Problem to work on
State the number of lines that contain "DENIM", with no other text.

───── Records for this task

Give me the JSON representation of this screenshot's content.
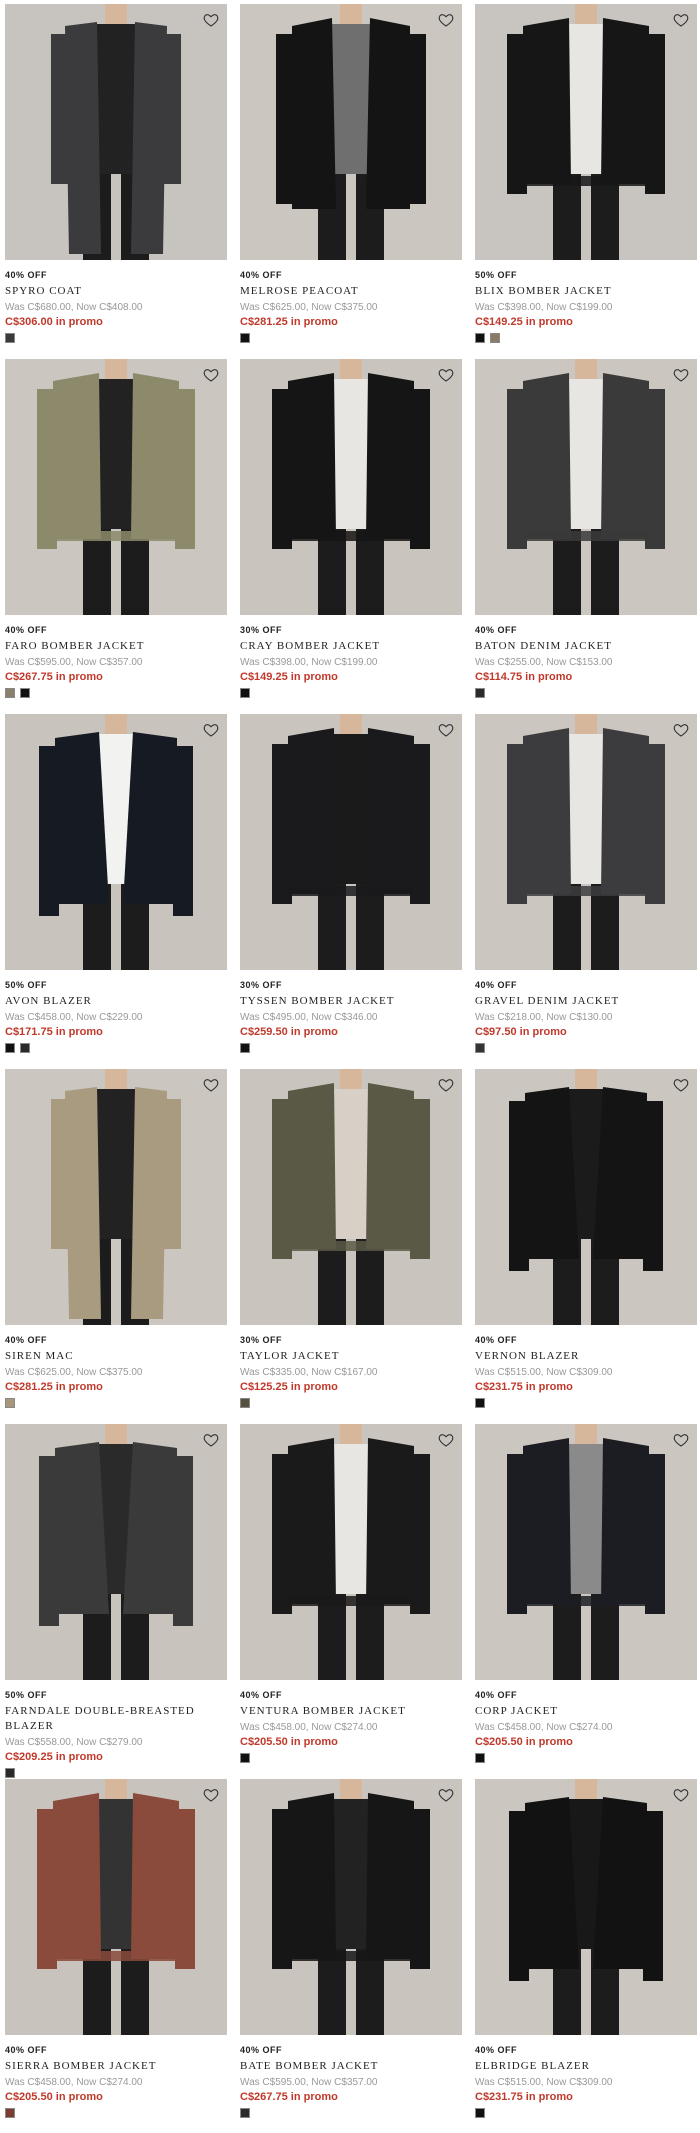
{
  "products": [
    {
      "discount": "40% OFF",
      "name": "SPYRO COAT",
      "was": "Was C$680.00, Now C$408.00",
      "promo": "C$306.00 in promo",
      "swatches": [
        "#3a3a3a"
      ],
      "garment": "#3b3b3d",
      "inner": "#222",
      "bg": "#c7c3bf",
      "style": "long"
    },
    {
      "discount": "40% OFF",
      "name": "MELROSE PEACOAT",
      "was": "Was C$625.00, Now C$375.00",
      "promo": "C$281.25 in promo",
      "swatches": [
        "#111111"
      ],
      "garment": "#141414",
      "inner": "#6f6f6f",
      "bg": "#cbc6c0",
      "style": "coat"
    },
    {
      "discount": "50% OFF",
      "name": "BLIX BOMBER JACKET",
      "was": "Was C$398.00, Now C$199.00",
      "promo": "C$149.25 in promo",
      "swatches": [
        "#111111",
        "#8a7a66"
      ],
      "garment": "#161616",
      "inner": "#e8e6e2",
      "bg": "#c8c4bf",
      "style": "bomber"
    },
    {
      "discount": "40% OFF",
      "name": "FARO BOMBER JACKET",
      "was": "Was C$595.00, Now C$357.00",
      "promo": "C$267.75 in promo",
      "swatches": [
        "#8a7f68",
        "#111111"
      ],
      "garment": "#8c8a6a",
      "inner": "#222",
      "bg": "#cbc6c0",
      "style": "bomber"
    },
    {
      "discount": "30% OFF",
      "name": "CRAY BOMBER JACKET",
      "was": "Was C$398.00, Now C$199.00",
      "promo": "C$149.25 in promo",
      "swatches": [
        "#111111"
      ],
      "garment": "#151515",
      "inner": "#e8e6e2",
      "bg": "#c9c4be",
      "style": "bomber"
    },
    {
      "discount": "40% OFF",
      "name": "BATON DENIM JACKET",
      "was": "Was C$255.00, Now C$153.00",
      "promo": "C$114.75 in promo",
      "swatches": [
        "#2b2b2b"
      ],
      "garment": "#3a3a3a",
      "inner": "#e8e6e2",
      "bg": "#cbc6c0",
      "style": "bomber"
    },
    {
      "discount": "50% OFF",
      "name": "AVON BLAZER",
      "was": "Was C$458.00, Now C$229.00",
      "promo": "C$171.75 in promo",
      "swatches": [
        "#111111",
        "#2a2a2a"
      ],
      "garment": "#161a22",
      "inner": "#f2f2f0",
      "bg": "#c8c3bd",
      "style": "blazer"
    },
    {
      "discount": "30% OFF",
      "name": "TYSSEN BOMBER JACKET",
      "was": "Was C$495.00, Now C$346.00",
      "promo": "C$259.50 in promo",
      "swatches": [
        "#111111"
      ],
      "garment": "#1a1a1c",
      "inner": "#1a1a1a",
      "bg": "#c9c4be",
      "style": "bomber"
    },
    {
      "discount": "40% OFF",
      "name": "GRAVEL DENIM JACKET",
      "was": "Was C$218.00, Now C$130.00",
      "promo": "C$97.50 in promo",
      "swatches": [
        "#333333"
      ],
      "garment": "#3c3c3e",
      "inner": "#e8e6e2",
      "bg": "#cbc6c0",
      "style": "bomber"
    },
    {
      "discount": "40% OFF",
      "name": "SIREN MAC",
      "was": "Was C$625.00, Now C$375.00",
      "promo": "C$281.25 in promo",
      "swatches": [
        "#a8987a"
      ],
      "garment": "#a89b80",
      "inner": "#222",
      "bg": "#cbc6c0",
      "style": "long"
    },
    {
      "discount": "30% OFF",
      "name": "TAYLOR JACKET",
      "was": "Was C$335.00, Now C$167.00",
      "promo": "C$125.25 in promo",
      "swatches": [
        "#555040"
      ],
      "garment": "#5a5946",
      "inner": "#d8d0c6",
      "bg": "#c9c4be",
      "style": "bomber"
    },
    {
      "discount": "40% OFF",
      "name": "VERNON BLAZER",
      "was": "Was C$515.00, Now C$309.00",
      "promo": "C$231.75 in promo",
      "swatches": [
        "#111111"
      ],
      "garment": "#141414",
      "inner": "#1b1b1b",
      "bg": "#cbc6c0",
      "style": "blazer"
    },
    {
      "discount": "50% OFF",
      "name": "FARNDALE DOUBLE-BREASTED BLAZER",
      "was": "Was C$558.00, Now C$279.00",
      "promo": "C$209.25 in promo",
      "swatches": [
        "#2a2a2a"
      ],
      "garment": "#3a3a3a",
      "inner": "#2a2a2a",
      "bg": "#c8c3bd",
      "style": "blazer"
    },
    {
      "discount": "40% OFF",
      "name": "VENTURA BOMBER JACKET",
      "was": "Was C$458.00, Now C$274.00",
      "promo": "C$205.50 in promo",
      "swatches": [
        "#111111"
      ],
      "garment": "#1a1a1a",
      "inner": "#e8e6e2",
      "bg": "#c9c4be",
      "style": "bomber"
    },
    {
      "discount": "40% OFF",
      "name": "CORP JACKET",
      "was": "Was C$458.00, Now C$274.00",
      "promo": "C$205.50 in promo",
      "swatches": [
        "#111111"
      ],
      "garment": "#1c1d22",
      "inner": "#8a8a8a",
      "bg": "#cbc6c0",
      "style": "bomber"
    },
    {
      "discount": "40% OFF",
      "name": "SIERRA BOMBER JACKET",
      "was": "Was C$458.00, Now C$274.00",
      "promo": "C$205.50 in promo",
      "swatches": [
        "#7a3d30"
      ],
      "garment": "#8a4a3c",
      "inner": "#333",
      "bg": "#c8c3bd",
      "style": "bomber"
    },
    {
      "discount": "40% OFF",
      "name": "BATE BOMBER JACKET",
      "was": "Was C$595.00, Now C$357.00",
      "promo": "C$267.75 in promo",
      "swatches": [
        "#2a2a2a"
      ],
      "garment": "#161616",
      "inner": "#222",
      "bg": "#c9c4be",
      "style": "bomber"
    },
    {
      "discount": "40% OFF",
      "name": "ELBRIDGE BLAZER",
      "was": "Was C$515.00, Now C$309.00",
      "promo": "C$231.75 in promo",
      "swatches": [
        "#111111"
      ],
      "garment": "#121212",
      "inner": "#181818",
      "bg": "#cbc6c0",
      "style": "blazer"
    }
  ],
  "icons": {
    "favorite": "heart-outline-icon"
  },
  "colors": {
    "promo": "#c0392b",
    "muted": "#999999"
  }
}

──────────

Result below
2